> _Record list_
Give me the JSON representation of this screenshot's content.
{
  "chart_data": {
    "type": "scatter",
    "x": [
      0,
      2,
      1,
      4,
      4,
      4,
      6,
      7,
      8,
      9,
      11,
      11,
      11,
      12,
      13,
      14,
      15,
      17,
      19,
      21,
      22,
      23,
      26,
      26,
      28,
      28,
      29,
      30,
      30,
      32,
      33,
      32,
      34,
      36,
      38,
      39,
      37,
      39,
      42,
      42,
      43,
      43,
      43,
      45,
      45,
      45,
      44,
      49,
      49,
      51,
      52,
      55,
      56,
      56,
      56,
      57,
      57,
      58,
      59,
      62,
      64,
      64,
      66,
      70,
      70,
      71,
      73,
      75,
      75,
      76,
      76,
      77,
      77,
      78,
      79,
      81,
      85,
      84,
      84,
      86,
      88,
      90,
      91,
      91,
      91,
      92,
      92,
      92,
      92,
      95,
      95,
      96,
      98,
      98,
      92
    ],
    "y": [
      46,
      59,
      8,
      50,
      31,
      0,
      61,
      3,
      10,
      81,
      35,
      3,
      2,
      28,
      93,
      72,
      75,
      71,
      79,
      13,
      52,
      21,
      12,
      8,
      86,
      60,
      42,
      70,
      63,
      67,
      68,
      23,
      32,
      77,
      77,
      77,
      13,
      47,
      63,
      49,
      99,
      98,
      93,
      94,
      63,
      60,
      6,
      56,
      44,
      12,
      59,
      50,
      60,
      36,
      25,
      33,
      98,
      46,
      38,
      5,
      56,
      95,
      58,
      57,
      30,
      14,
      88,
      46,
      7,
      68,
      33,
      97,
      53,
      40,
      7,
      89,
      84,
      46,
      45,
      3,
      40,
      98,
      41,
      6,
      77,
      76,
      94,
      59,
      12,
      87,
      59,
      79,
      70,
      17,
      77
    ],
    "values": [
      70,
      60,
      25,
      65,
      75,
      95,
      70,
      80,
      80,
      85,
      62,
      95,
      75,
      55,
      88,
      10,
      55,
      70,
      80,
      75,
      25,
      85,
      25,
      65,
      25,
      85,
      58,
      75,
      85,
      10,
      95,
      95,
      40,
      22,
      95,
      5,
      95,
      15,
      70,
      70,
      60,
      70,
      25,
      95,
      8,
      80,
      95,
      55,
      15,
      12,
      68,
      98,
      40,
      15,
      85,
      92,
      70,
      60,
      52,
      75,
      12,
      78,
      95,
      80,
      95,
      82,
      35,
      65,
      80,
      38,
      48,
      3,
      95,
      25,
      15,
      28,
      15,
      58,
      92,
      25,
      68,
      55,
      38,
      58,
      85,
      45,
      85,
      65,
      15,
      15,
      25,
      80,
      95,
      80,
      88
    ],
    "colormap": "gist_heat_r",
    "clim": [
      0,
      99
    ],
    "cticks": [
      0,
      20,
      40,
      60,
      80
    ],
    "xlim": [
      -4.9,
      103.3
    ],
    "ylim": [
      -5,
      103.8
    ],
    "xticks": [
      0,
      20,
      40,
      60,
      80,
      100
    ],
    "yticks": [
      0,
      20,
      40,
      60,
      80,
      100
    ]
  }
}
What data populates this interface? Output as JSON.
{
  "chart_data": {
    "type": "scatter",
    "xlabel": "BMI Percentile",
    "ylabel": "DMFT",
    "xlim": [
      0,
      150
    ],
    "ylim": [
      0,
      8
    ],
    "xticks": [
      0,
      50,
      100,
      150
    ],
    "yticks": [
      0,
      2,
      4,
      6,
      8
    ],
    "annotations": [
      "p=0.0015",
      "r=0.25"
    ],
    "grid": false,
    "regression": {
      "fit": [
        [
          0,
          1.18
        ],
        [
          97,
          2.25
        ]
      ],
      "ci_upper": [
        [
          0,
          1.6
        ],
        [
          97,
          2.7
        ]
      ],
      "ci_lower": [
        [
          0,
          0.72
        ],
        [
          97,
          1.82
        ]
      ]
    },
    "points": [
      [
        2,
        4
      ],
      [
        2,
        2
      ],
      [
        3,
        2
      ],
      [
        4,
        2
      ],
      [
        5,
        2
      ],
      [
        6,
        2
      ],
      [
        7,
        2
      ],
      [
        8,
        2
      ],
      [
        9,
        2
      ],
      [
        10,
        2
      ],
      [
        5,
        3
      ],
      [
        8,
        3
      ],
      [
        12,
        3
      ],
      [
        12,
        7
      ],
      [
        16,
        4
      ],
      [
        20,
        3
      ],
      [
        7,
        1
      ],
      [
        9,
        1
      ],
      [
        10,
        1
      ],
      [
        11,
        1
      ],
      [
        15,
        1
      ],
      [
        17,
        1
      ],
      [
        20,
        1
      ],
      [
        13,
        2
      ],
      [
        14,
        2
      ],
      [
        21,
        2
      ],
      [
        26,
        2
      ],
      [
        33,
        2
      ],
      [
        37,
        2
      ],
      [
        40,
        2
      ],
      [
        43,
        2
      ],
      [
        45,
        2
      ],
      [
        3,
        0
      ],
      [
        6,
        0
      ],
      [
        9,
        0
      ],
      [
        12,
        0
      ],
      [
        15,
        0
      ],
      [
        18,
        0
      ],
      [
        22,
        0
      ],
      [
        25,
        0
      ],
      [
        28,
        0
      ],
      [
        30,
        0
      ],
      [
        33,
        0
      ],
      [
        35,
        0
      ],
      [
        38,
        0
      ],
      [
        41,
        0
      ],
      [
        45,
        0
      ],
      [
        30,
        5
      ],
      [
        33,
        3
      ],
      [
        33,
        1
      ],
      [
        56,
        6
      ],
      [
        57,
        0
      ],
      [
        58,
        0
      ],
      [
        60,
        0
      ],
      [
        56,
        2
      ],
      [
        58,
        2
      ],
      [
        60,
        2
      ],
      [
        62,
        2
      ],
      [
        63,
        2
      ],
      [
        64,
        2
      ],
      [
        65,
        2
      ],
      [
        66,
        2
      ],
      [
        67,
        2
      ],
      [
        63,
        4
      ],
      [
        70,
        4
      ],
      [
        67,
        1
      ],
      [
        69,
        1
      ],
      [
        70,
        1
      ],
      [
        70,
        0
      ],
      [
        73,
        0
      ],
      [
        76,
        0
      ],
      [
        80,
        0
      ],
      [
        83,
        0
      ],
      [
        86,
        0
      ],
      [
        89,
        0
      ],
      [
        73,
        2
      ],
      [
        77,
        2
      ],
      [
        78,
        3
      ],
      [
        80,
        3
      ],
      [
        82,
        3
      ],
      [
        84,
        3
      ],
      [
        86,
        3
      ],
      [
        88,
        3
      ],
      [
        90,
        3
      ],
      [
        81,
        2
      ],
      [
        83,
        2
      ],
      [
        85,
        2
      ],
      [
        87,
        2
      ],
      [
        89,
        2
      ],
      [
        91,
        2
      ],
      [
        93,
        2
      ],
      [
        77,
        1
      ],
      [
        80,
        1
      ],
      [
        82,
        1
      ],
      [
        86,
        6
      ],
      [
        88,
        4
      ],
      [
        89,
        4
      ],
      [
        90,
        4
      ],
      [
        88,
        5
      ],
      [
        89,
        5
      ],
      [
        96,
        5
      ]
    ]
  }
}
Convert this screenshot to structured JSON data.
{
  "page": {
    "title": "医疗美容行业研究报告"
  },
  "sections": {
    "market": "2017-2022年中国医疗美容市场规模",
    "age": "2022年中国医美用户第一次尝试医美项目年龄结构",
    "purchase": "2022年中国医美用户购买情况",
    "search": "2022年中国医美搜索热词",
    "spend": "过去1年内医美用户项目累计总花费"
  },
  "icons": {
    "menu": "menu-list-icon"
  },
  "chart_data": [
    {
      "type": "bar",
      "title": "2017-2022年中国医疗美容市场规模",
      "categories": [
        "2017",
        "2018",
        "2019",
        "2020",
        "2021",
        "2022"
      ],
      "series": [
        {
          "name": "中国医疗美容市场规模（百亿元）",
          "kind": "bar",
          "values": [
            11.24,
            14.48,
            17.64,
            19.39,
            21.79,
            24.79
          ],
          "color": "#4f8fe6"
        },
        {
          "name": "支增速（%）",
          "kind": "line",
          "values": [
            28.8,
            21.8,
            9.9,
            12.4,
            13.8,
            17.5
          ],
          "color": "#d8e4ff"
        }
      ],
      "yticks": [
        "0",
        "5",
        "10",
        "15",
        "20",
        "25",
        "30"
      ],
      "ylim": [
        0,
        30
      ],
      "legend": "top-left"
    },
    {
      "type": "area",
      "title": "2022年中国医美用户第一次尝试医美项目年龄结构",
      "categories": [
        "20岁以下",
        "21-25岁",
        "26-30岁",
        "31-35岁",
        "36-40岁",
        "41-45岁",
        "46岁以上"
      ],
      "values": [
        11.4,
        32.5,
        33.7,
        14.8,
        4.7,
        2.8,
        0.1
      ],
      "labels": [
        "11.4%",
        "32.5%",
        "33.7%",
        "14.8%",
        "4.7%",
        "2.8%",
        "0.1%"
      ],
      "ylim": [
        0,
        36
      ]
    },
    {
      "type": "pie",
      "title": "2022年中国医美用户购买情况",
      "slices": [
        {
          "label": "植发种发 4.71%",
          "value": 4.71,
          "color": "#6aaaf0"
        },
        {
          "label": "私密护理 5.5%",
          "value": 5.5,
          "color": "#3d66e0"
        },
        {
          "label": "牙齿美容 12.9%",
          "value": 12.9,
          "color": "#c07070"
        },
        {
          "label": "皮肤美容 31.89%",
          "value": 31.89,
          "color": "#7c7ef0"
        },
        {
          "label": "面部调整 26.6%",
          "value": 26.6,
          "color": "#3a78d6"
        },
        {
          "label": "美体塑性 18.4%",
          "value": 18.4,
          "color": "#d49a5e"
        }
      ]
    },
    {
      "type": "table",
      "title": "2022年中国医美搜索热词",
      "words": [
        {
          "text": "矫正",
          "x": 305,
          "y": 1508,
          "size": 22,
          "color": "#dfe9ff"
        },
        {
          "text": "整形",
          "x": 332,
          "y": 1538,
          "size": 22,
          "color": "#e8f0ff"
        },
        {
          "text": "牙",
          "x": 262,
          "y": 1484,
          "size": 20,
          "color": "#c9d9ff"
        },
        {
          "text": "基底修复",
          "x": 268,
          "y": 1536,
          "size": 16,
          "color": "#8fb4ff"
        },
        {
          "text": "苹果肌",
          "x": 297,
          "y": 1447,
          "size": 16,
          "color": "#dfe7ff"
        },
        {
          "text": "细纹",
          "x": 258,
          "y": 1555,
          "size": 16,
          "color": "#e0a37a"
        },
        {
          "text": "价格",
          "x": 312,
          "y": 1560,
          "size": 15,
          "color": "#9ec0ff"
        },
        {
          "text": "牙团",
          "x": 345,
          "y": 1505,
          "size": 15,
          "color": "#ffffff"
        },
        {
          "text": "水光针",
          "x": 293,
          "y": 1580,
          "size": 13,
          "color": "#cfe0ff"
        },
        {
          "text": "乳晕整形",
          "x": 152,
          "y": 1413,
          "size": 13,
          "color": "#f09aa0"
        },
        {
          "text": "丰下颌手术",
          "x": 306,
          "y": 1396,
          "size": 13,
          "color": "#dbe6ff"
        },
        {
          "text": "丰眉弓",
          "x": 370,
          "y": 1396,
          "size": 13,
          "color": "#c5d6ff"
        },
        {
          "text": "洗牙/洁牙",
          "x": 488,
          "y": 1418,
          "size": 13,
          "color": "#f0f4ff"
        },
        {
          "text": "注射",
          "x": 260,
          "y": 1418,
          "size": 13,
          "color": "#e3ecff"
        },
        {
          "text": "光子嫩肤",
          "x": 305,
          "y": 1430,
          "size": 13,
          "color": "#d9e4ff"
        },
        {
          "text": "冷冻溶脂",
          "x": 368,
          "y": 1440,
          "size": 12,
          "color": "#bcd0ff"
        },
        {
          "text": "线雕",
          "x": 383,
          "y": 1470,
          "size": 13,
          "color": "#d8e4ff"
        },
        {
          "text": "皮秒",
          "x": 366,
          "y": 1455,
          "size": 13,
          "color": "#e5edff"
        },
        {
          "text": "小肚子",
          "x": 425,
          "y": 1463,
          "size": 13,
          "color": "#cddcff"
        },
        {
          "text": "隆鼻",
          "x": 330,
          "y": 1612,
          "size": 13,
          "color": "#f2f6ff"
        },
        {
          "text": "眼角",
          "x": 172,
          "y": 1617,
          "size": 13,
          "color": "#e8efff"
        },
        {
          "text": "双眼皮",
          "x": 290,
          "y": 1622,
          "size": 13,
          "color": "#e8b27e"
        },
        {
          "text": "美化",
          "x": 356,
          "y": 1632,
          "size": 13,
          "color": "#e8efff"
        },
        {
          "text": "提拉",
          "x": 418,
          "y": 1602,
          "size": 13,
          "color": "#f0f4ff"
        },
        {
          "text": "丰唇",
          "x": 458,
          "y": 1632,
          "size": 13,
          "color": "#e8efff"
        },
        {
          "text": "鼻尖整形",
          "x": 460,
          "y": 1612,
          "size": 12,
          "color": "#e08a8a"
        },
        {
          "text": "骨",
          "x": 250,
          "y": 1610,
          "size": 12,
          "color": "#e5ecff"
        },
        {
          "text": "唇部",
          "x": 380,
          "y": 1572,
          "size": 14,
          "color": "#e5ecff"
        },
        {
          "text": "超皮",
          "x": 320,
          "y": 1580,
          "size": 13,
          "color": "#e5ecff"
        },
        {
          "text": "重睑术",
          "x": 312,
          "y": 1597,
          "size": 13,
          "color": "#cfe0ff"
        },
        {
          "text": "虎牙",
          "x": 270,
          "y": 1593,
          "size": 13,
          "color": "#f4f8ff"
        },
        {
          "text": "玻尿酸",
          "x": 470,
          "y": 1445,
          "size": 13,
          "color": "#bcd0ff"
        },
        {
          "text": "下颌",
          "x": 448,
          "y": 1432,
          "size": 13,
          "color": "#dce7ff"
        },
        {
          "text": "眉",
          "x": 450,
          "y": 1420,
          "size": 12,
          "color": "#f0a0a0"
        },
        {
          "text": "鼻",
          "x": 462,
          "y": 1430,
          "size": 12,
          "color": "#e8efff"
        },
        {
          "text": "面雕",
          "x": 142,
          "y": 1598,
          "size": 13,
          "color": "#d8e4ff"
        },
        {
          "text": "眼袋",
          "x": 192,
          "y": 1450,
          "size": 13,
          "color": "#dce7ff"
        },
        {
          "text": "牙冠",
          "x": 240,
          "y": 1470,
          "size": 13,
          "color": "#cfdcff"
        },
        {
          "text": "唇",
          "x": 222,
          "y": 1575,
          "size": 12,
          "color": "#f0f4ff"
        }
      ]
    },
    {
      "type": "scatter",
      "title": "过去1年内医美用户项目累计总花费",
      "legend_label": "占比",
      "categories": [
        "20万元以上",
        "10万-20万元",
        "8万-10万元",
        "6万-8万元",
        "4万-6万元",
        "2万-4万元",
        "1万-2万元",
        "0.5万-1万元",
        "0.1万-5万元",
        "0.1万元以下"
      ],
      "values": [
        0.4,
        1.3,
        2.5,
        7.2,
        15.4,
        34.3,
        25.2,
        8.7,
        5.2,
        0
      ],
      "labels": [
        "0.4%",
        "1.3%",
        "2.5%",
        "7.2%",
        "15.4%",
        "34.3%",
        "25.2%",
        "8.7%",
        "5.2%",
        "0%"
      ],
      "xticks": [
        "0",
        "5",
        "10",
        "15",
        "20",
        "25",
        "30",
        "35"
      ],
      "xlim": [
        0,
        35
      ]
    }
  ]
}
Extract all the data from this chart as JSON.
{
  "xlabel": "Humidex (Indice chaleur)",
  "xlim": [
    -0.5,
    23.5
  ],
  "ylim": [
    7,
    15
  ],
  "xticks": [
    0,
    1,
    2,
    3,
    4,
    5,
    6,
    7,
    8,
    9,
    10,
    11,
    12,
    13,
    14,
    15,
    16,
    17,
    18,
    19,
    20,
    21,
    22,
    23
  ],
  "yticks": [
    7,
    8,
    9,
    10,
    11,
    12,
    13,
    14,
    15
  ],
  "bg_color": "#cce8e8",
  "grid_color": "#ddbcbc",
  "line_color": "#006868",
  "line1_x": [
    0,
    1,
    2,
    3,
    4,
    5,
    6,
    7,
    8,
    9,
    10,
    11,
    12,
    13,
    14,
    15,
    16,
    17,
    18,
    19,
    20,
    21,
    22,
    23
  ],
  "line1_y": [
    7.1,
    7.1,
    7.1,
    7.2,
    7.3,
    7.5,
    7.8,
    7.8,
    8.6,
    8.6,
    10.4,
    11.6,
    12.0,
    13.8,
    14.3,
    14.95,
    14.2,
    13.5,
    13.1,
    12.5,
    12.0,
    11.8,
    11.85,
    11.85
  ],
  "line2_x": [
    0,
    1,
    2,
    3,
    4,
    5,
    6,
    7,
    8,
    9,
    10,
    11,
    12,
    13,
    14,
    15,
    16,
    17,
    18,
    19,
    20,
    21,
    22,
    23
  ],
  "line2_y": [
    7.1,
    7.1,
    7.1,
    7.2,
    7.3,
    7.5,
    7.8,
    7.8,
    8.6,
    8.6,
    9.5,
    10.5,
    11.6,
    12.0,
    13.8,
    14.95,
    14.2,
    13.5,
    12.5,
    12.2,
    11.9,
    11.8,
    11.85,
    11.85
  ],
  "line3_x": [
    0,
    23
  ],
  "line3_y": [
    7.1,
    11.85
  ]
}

> _What is asked_
Search the lines for "title". Copy each line that has it.

> _Full response_
    "title": "医疗美容行业研究报告"
      "title": "2017-2022年中国医疗美容市场规模",
      "title": "2022年中国医美用户第一次尝试医美项目年龄结构",
      "title": "2022年中国医美用户购买情况",
      "title": "2022年中国医美搜索热词",
      "title": "过去1年内医美用户项目累计总花费",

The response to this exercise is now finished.